(Entries with figure data)
════

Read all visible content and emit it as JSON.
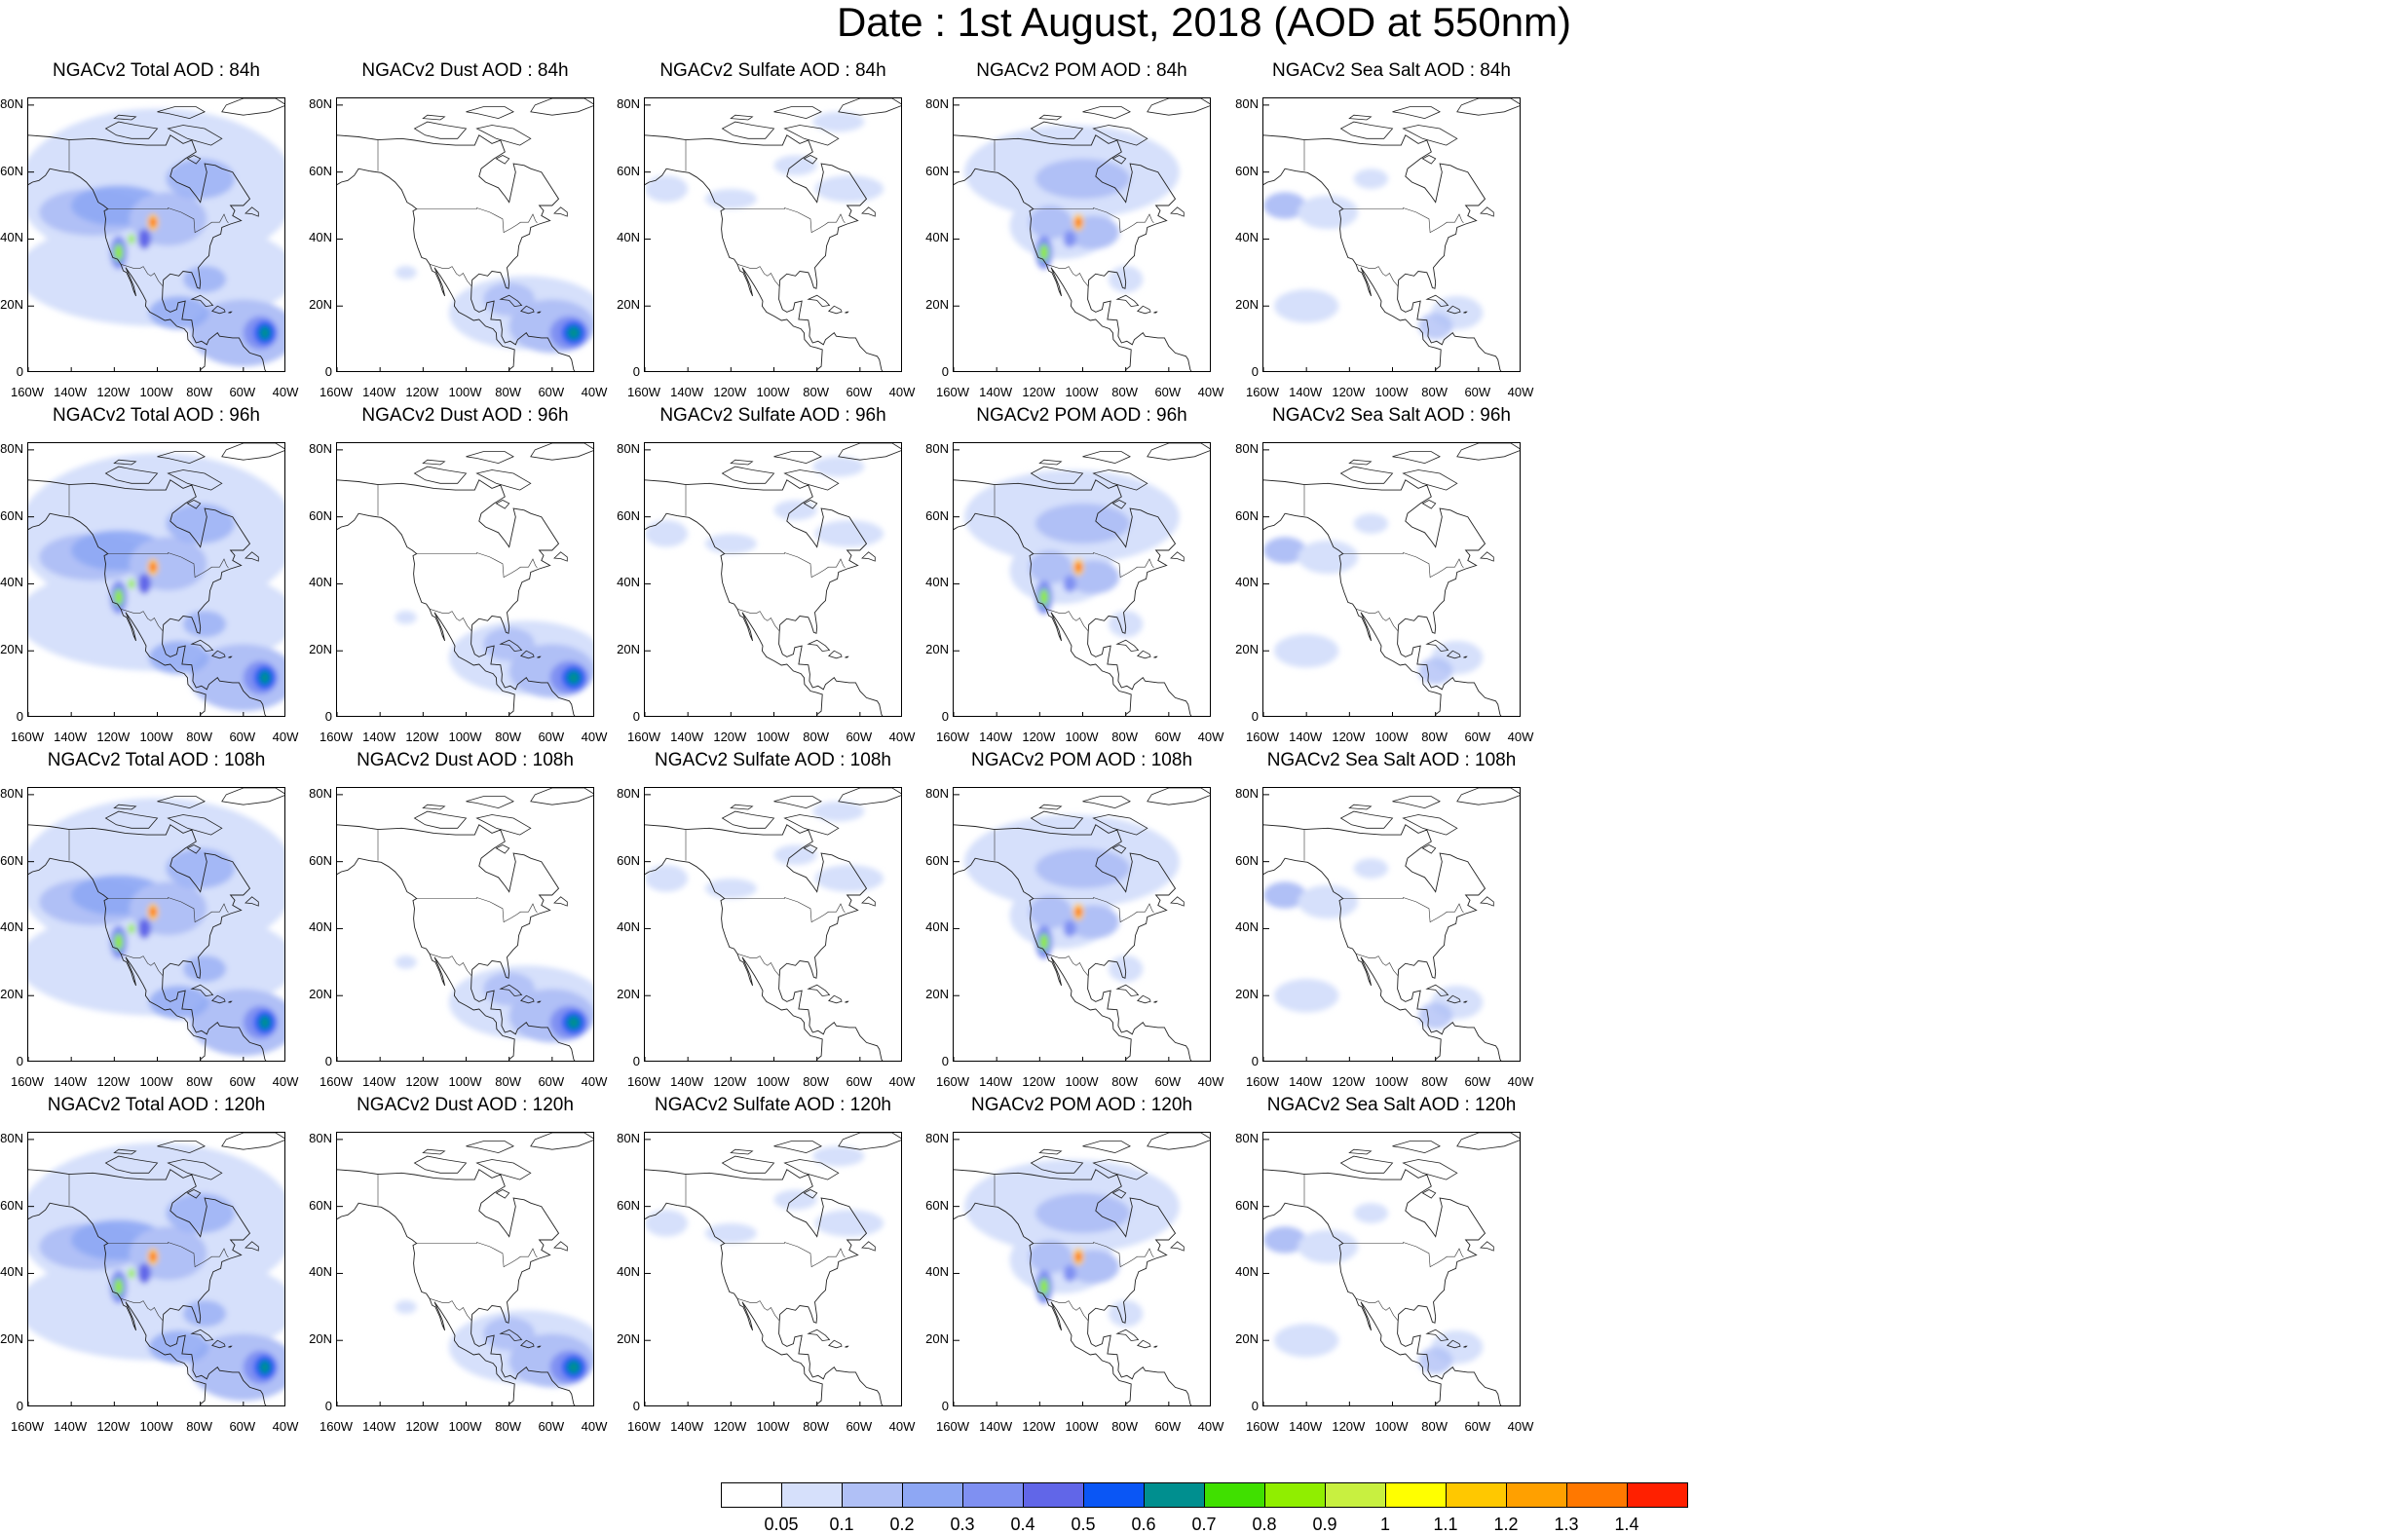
{
  "title": "Date : 1st August, 2018 (AOD at 550nm)",
  "panels": [
    {
      "title": "NGACv2 Total AOD : 84h",
      "kind": "total"
    },
    {
      "title": "NGACv2 Dust AOD : 84h",
      "kind": "dust"
    },
    {
      "title": "NGACv2 Sulfate AOD : 84h",
      "kind": "sulfate"
    },
    {
      "title": "NGACv2 POM AOD : 84h",
      "kind": "pom"
    },
    {
      "title": "NGACv2 Sea Salt AOD : 84h",
      "kind": "seasalt"
    },
    {
      "title": "NGACv2 Total AOD : 96h",
      "kind": "total"
    },
    {
      "title": "NGACv2 Dust AOD : 96h",
      "kind": "dust"
    },
    {
      "title": "NGACv2 Sulfate AOD : 96h",
      "kind": "sulfate"
    },
    {
      "title": "NGACv2 POM AOD : 96h",
      "kind": "pom"
    },
    {
      "title": "NGACv2 Sea Salt AOD : 96h",
      "kind": "seasalt"
    },
    {
      "title": "NGACv2 Total AOD : 108h",
      "kind": "total"
    },
    {
      "title": "NGACv2 Dust AOD : 108h",
      "kind": "dust"
    },
    {
      "title": "NGACv2 Sulfate AOD : 108h",
      "kind": "sulfate"
    },
    {
      "title": "NGACv2 POM AOD : 108h",
      "kind": "pom"
    },
    {
      "title": "NGACv2 Sea Salt AOD : 108h",
      "kind": "seasalt"
    },
    {
      "title": "NGACv2 Total AOD : 120h",
      "kind": "total"
    },
    {
      "title": "NGACv2 Dust AOD : 120h",
      "kind": "dust"
    },
    {
      "title": "NGACv2 Sulfate AOD : 120h",
      "kind": "sulfate"
    },
    {
      "title": "NGACv2 POM AOD : 120h",
      "kind": "pom"
    },
    {
      "title": "NGACv2 Sea Salt  AOD : 120h",
      "kind": "seasalt"
    }
  ],
  "y_ticks": [
    "80N",
    "60N",
    "40N",
    "20N",
    "0"
  ],
  "x_ticks": [
    "160W",
    "140W",
    "120W",
    "100W",
    "80W",
    "60W",
    "40W"
  ],
  "colorbar": {
    "colors": [
      "#ffffff",
      "#d6e0fb",
      "#b0c0f6",
      "#8ea7f4",
      "#7f90f2",
      "#6166e8",
      "#0a56f5",
      "#008f8f",
      "#40e000",
      "#90ee00",
      "#c8f040",
      "#ffff00",
      "#ffc800",
      "#ffa000",
      "#ff7800",
      "#ff2000"
    ],
    "labels": [
      "0.05",
      "0.1",
      "0.2",
      "0.3",
      "0.4",
      "0.5",
      "0.6",
      "0.7",
      "0.8",
      "0.9",
      "1",
      "1.1",
      "1.2",
      "1.3",
      "1.4"
    ]
  }
}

════

Give every record back exactly as it reads, with no images.

▶ THE RESPONSE:
Read all visible content and emit it as JSON.
{
  "title": "Date : 1st August, 2018 (AOD at 550nm)",
  "panels": [
    {
      "title": "NGACv2 Total AOD : 84h",
      "kind": "total"
    },
    {
      "title": "NGACv2 Dust AOD : 84h",
      "kind": "dust"
    },
    {
      "title": "NGACv2 Sulfate AOD : 84h",
      "kind": "sulfate"
    },
    {
      "title": "NGACv2 POM AOD : 84h",
      "kind": "pom"
    },
    {
      "title": "NGACv2 Sea Salt AOD : 84h",
      "kind": "seasalt"
    },
    {
      "title": "NGACv2 Total AOD : 96h",
      "kind": "total"
    },
    {
      "title": "NGACv2 Dust AOD : 96h",
      "kind": "dust"
    },
    {
      "title": "NGACv2 Sulfate AOD : 96h",
      "kind": "sulfate"
    },
    {
      "title": "NGACv2 POM AOD : 96h",
      "kind": "pom"
    },
    {
      "title": "NGACv2 Sea Salt AOD : 96h",
      "kind": "seasalt"
    },
    {
      "title": "NGACv2 Total AOD : 108h",
      "kind": "total"
    },
    {
      "title": "NGACv2 Dust AOD : 108h",
      "kind": "dust"
    },
    {
      "title": "NGACv2 Sulfate AOD : 108h",
      "kind": "sulfate"
    },
    {
      "title": "NGACv2 POM AOD : 108h",
      "kind": "pom"
    },
    {
      "title": "NGACv2 Sea Salt AOD : 108h",
      "kind": "seasalt"
    },
    {
      "title": "NGACv2 Total AOD : 120h",
      "kind": "total"
    },
    {
      "title": "NGACv2 Dust AOD : 120h",
      "kind": "dust"
    },
    {
      "title": "NGACv2 Sulfate AOD : 120h",
      "kind": "sulfate"
    },
    {
      "title": "NGACv2 POM AOD : 120h",
      "kind": "pom"
    },
    {
      "title": "NGACv2 Sea Salt  AOD : 120h",
      "kind": "seasalt"
    }
  ],
  "y_ticks": [
    "80N",
    "60N",
    "40N",
    "20N",
    "0"
  ],
  "x_ticks": [
    "160W",
    "140W",
    "120W",
    "100W",
    "80W",
    "60W",
    "40W"
  ],
  "colorbar": {
    "colors": [
      "#ffffff",
      "#d6e0fb",
      "#b0c0f6",
      "#8ea7f4",
      "#7f90f2",
      "#6166e8",
      "#0a56f5",
      "#008f8f",
      "#40e000",
      "#90ee00",
      "#c8f040",
      "#ffff00",
      "#ffc800",
      "#ffa000",
      "#ff7800",
      "#ff2000"
    ],
    "labels": [
      "0.05",
      "0.1",
      "0.2",
      "0.3",
      "0.4",
      "0.5",
      "0.6",
      "0.7",
      "0.8",
      "0.9",
      "1",
      "1.1",
      "1.2",
      "1.3",
      "1.4"
    ]
  }
}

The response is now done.